## SET TASK:
Please copy every line of the records below that holds the word "screenshot".

## TASK INPUT:
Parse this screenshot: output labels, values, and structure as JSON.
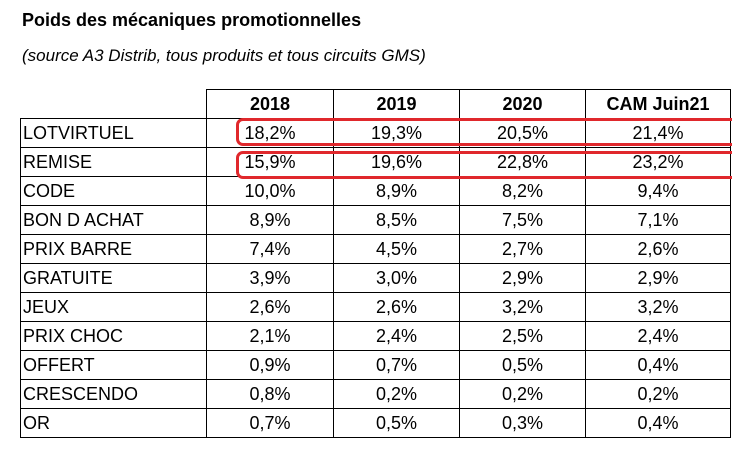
{
  "heading": {
    "title": "Poids des mécaniques promotionnelles",
    "subtitle": "(source A3 Distrib, tous produits et tous circuits GMS)"
  },
  "table": {
    "columns": [
      "",
      "2018",
      "2019",
      "2020",
      "CAM Juin21"
    ],
    "rows": [
      {
        "label": "LOTVIRTUEL",
        "values": [
          "18,2%",
          "19,3%",
          "20,5%",
          "21,4%"
        ]
      },
      {
        "label": "REMISE",
        "values": [
          "15,9%",
          "19,6%",
          "22,8%",
          "23,2%"
        ]
      },
      {
        "label": "CODE",
        "values": [
          "10,0%",
          "8,9%",
          "8,2%",
          "9,4%"
        ]
      },
      {
        "label": "BON D ACHAT",
        "values": [
          "8,9%",
          "8,5%",
          "7,5%",
          "7,1%"
        ]
      },
      {
        "label": "PRIX BARRE",
        "values": [
          "7,4%",
          "4,5%",
          "2,7%",
          "2,6%"
        ]
      },
      {
        "label": "GRATUITE",
        "values": [
          "3,9%",
          "3,0%",
          "2,9%",
          "2,9%"
        ]
      },
      {
        "label": "JEUX",
        "values": [
          "2,6%",
          "2,6%",
          "3,2%",
          "3,2%"
        ]
      },
      {
        "label": "PRIX CHOC",
        "values": [
          "2,1%",
          "2,4%",
          "2,5%",
          "2,4%"
        ]
      },
      {
        "label": "OFFERT",
        "values": [
          "0,9%",
          "0,7%",
          "0,5%",
          "0,4%"
        ]
      },
      {
        "label": "CRESCENDO",
        "values": [
          "0,8%",
          "0,2%",
          "0,2%",
          "0,2%"
        ]
      },
      {
        "label": "OR",
        "values": [
          "0,7%",
          "0,5%",
          "0,3%",
          "0,4%"
        ]
      }
    ]
  },
  "annotations": {
    "highlight_color": "#e0282c",
    "highlighted_rows": [
      "LOTVIRTUEL",
      "REMISE"
    ]
  }
}
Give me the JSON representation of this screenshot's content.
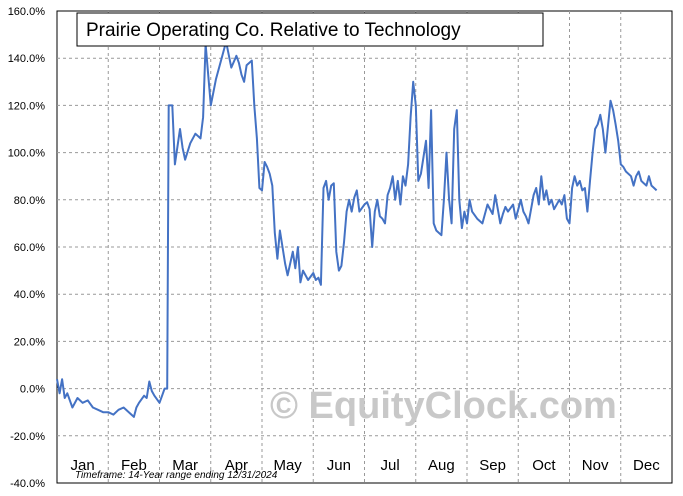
{
  "chart_data": {
    "type": "line",
    "title": "Prairie Operating Co. Relative to Technology",
    "footnote": "Timeframe: 14-Year range ending 12/31/2024",
    "watermark": "© EquityClock.com",
    "ylim": [
      -40,
      160
    ],
    "y_tick_labels": [
      "160.0%",
      "140.0%",
      "120.0%",
      "100.0%",
      "80.0%",
      "60.0%",
      "40.0%",
      "20.0%",
      "0.0%",
      "-20.0%",
      "-40.0%"
    ],
    "months": [
      "Jan",
      "Feb",
      "Mar",
      "Apr",
      "May",
      "Jun",
      "Jul",
      "Aug",
      "Sep",
      "Oct",
      "Nov",
      "Dec"
    ],
    "grid": true,
    "grid_style": "dashed",
    "line_color": "#4472c4",
    "series": [
      {
        "values": [
          [
            0.0,
            4
          ],
          [
            0.05,
            -2
          ],
          [
            0.1,
            4
          ],
          [
            0.15,
            -4
          ],
          [
            0.2,
            -2
          ],
          [
            0.3,
            -8
          ],
          [
            0.4,
            -4
          ],
          [
            0.5,
            -6
          ],
          [
            0.6,
            -5
          ],
          [
            0.7,
            -8
          ],
          [
            0.8,
            -9
          ],
          [
            0.9,
            -10
          ],
          [
            1.0,
            -10
          ],
          [
            1.1,
            -11
          ],
          [
            1.2,
            -9
          ],
          [
            1.3,
            -8
          ],
          [
            1.4,
            -10
          ],
          [
            1.5,
            -12
          ],
          [
            1.55,
            -8
          ],
          [
            1.6,
            -6
          ],
          [
            1.7,
            -3
          ],
          [
            1.75,
            -4
          ],
          [
            1.8,
            3
          ],
          [
            1.85,
            -1
          ],
          [
            1.9,
            -3
          ],
          [
            2.0,
            -6
          ],
          [
            2.05,
            -3
          ],
          [
            2.1,
            0
          ],
          [
            2.15,
            0
          ],
          [
            2.18,
            120
          ],
          [
            2.25,
            120
          ],
          [
            2.3,
            95
          ],
          [
            2.4,
            110
          ],
          [
            2.45,
            102
          ],
          [
            2.5,
            97
          ],
          [
            2.6,
            104
          ],
          [
            2.7,
            108
          ],
          [
            2.8,
            106
          ],
          [
            2.85,
            115
          ],
          [
            2.9,
            146
          ],
          [
            3.0,
            120
          ],
          [
            3.1,
            131
          ],
          [
            3.2,
            139
          ],
          [
            3.3,
            147
          ],
          [
            3.4,
            136
          ],
          [
            3.5,
            141
          ],
          [
            3.55,
            138
          ],
          [
            3.6,
            133
          ],
          [
            3.65,
            130
          ],
          [
            3.7,
            137
          ],
          [
            3.8,
            139
          ],
          [
            3.85,
            120
          ],
          [
            3.9,
            106
          ],
          [
            3.95,
            85
          ],
          [
            4.0,
            84
          ],
          [
            4.05,
            96
          ],
          [
            4.1,
            94
          ],
          [
            4.15,
            91
          ],
          [
            4.2,
            86
          ],
          [
            4.25,
            66
          ],
          [
            4.3,
            55
          ],
          [
            4.35,
            67
          ],
          [
            4.4,
            60
          ],
          [
            4.45,
            53
          ],
          [
            4.5,
            48
          ],
          [
            4.6,
            58
          ],
          [
            4.65,
            51
          ],
          [
            4.7,
            60
          ],
          [
            4.75,
            45
          ],
          [
            4.8,
            50
          ],
          [
            4.9,
            46
          ],
          [
            5.0,
            49
          ],
          [
            5.05,
            46
          ],
          [
            5.1,
            47
          ],
          [
            5.15,
            44
          ],
          [
            5.2,
            85
          ],
          [
            5.25,
            88
          ],
          [
            5.3,
            80
          ],
          [
            5.35,
            86
          ],
          [
            5.4,
            87
          ],
          [
            5.45,
            58
          ],
          [
            5.5,
            50
          ],
          [
            5.55,
            52
          ],
          [
            5.6,
            62
          ],
          [
            5.65,
            75
          ],
          [
            5.7,
            80
          ],
          [
            5.75,
            75
          ],
          [
            5.8,
            81
          ],
          [
            5.85,
            84
          ],
          [
            5.9,
            75
          ],
          [
            6.0,
            78
          ],
          [
            6.05,
            79
          ],
          [
            6.1,
            76
          ],
          [
            6.15,
            60
          ],
          [
            6.2,
            75
          ],
          [
            6.25,
            80
          ],
          [
            6.3,
            73
          ],
          [
            6.35,
            72
          ],
          [
            6.4,
            70
          ],
          [
            6.45,
            82
          ],
          [
            6.5,
            85
          ],
          [
            6.55,
            90
          ],
          [
            6.6,
            80
          ],
          [
            6.65,
            88
          ],
          [
            6.7,
            78
          ],
          [
            6.75,
            90
          ],
          [
            6.8,
            86
          ],
          [
            6.85,
            95
          ],
          [
            6.9,
            115
          ],
          [
            6.95,
            130
          ],
          [
            7.0,
            120
          ],
          [
            7.05,
            88
          ],
          [
            7.1,
            91
          ],
          [
            7.2,
            105
          ],
          [
            7.25,
            85
          ],
          [
            7.3,
            118
          ],
          [
            7.35,
            70
          ],
          [
            7.4,
            67
          ],
          [
            7.5,
            65
          ],
          [
            7.55,
            80
          ],
          [
            7.6,
            100
          ],
          [
            7.65,
            80
          ],
          [
            7.7,
            70
          ],
          [
            7.75,
            110
          ],
          [
            7.8,
            118
          ],
          [
            7.85,
            80
          ],
          [
            7.9,
            68
          ],
          [
            7.95,
            75
          ],
          [
            8.0,
            70
          ],
          [
            8.05,
            80
          ],
          [
            8.1,
            75
          ],
          [
            8.2,
            72
          ],
          [
            8.3,
            70
          ],
          [
            8.4,
            78
          ],
          [
            8.5,
            74
          ],
          [
            8.55,
            82
          ],
          [
            8.6,
            76
          ],
          [
            8.65,
            70
          ],
          [
            8.7,
            74
          ],
          [
            8.75,
            77
          ],
          [
            8.8,
            75
          ],
          [
            8.9,
            78
          ],
          [
            8.95,
            72
          ],
          [
            9.0,
            76
          ],
          [
            9.05,
            80
          ],
          [
            9.1,
            75
          ],
          [
            9.15,
            73
          ],
          [
            9.2,
            70
          ],
          [
            9.3,
            82
          ],
          [
            9.35,
            85
          ],
          [
            9.4,
            78
          ],
          [
            9.45,
            90
          ],
          [
            9.5,
            80
          ],
          [
            9.55,
            84
          ],
          [
            9.6,
            78
          ],
          [
            9.65,
            80
          ],
          [
            9.7,
            76
          ],
          [
            9.8,
            80
          ],
          [
            9.85,
            78
          ],
          [
            9.9,
            82
          ],
          [
            9.95,
            72
          ],
          [
            10.0,
            70
          ],
          [
            10.05,
            85
          ],
          [
            10.1,
            90
          ],
          [
            10.15,
            86
          ],
          [
            10.2,
            88
          ],
          [
            10.25,
            84
          ],
          [
            10.3,
            85
          ],
          [
            10.35,
            75
          ],
          [
            10.4,
            88
          ],
          [
            10.45,
            100
          ],
          [
            10.5,
            110
          ],
          [
            10.55,
            112
          ],
          [
            10.6,
            116
          ],
          [
            10.65,
            110
          ],
          [
            10.7,
            100
          ],
          [
            10.8,
            122
          ],
          [
            10.85,
            118
          ],
          [
            10.9,
            112
          ],
          [
            10.95,
            105
          ],
          [
            11.0,
            95
          ],
          [
            11.05,
            94
          ],
          [
            11.1,
            92
          ],
          [
            11.2,
            90
          ],
          [
            11.25,
            86
          ],
          [
            11.3,
            90
          ],
          [
            11.35,
            92
          ],
          [
            11.4,
            88
          ],
          [
            11.45,
            87
          ],
          [
            11.5,
            86
          ],
          [
            11.55,
            90
          ],
          [
            11.6,
            86
          ],
          [
            11.65,
            85
          ],
          [
            11.7,
            84
          ]
        ]
      }
    ]
  }
}
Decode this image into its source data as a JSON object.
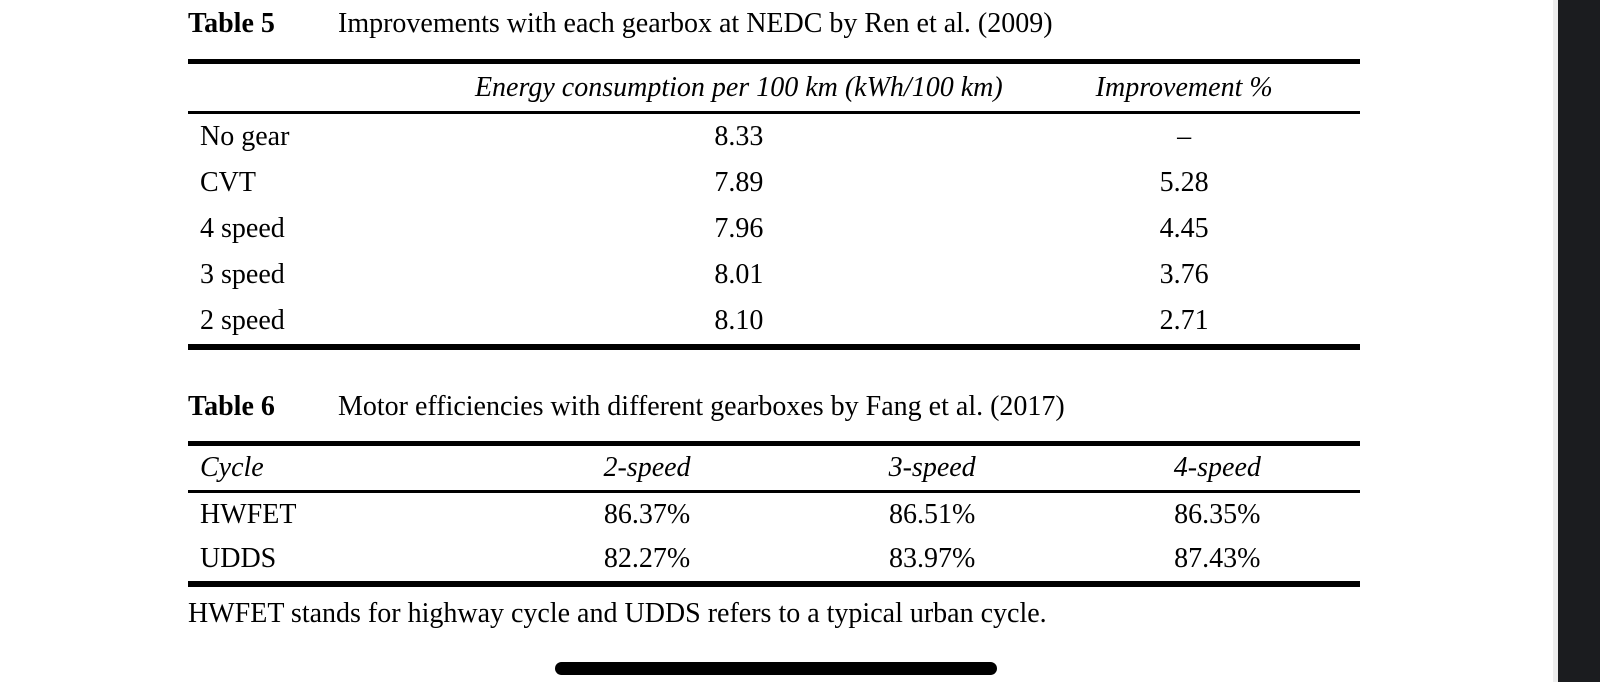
{
  "table5": {
    "label": "Table 5",
    "caption": "Improvements with each gearbox at NEDC by Ren et al. (2009)",
    "headers": [
      "",
      "Energy consumption per 100 km (kWh/100 km)",
      "Improvement %"
    ],
    "rows": [
      [
        "No gear",
        "8.33",
        "–"
      ],
      [
        "CVT",
        "7.89",
        "5.28"
      ],
      [
        "4 speed",
        "7.96",
        "4.45"
      ],
      [
        "3 speed",
        "8.01",
        "3.76"
      ],
      [
        "2 speed",
        "8.10",
        "2.71"
      ]
    ]
  },
  "table6": {
    "label": "Table 6",
    "caption": "Motor efficiencies with different gearboxes by Fang et al. (2017)",
    "headers": [
      "Cycle",
      "2-speed",
      "3-speed",
      "4-speed"
    ],
    "rows": [
      [
        "HWFET",
        "86.37%",
        "86.51%",
        "86.35%"
      ],
      [
        "UDDS",
        "82.27%",
        "83.97%",
        "87.43%"
      ]
    ]
  },
  "footnote": "HWFET stands for highway cycle and UDDS refers to a typical urban cycle.",
  "colors": {
    "page_background": "#ffffff",
    "text": "#000000",
    "right_strip": "#1b1c1f"
  }
}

## WORKED ANSWER:
Parse this screenshot: output labels, values, and structure as JSON.
Give me the JSON representation of this screenshot's content.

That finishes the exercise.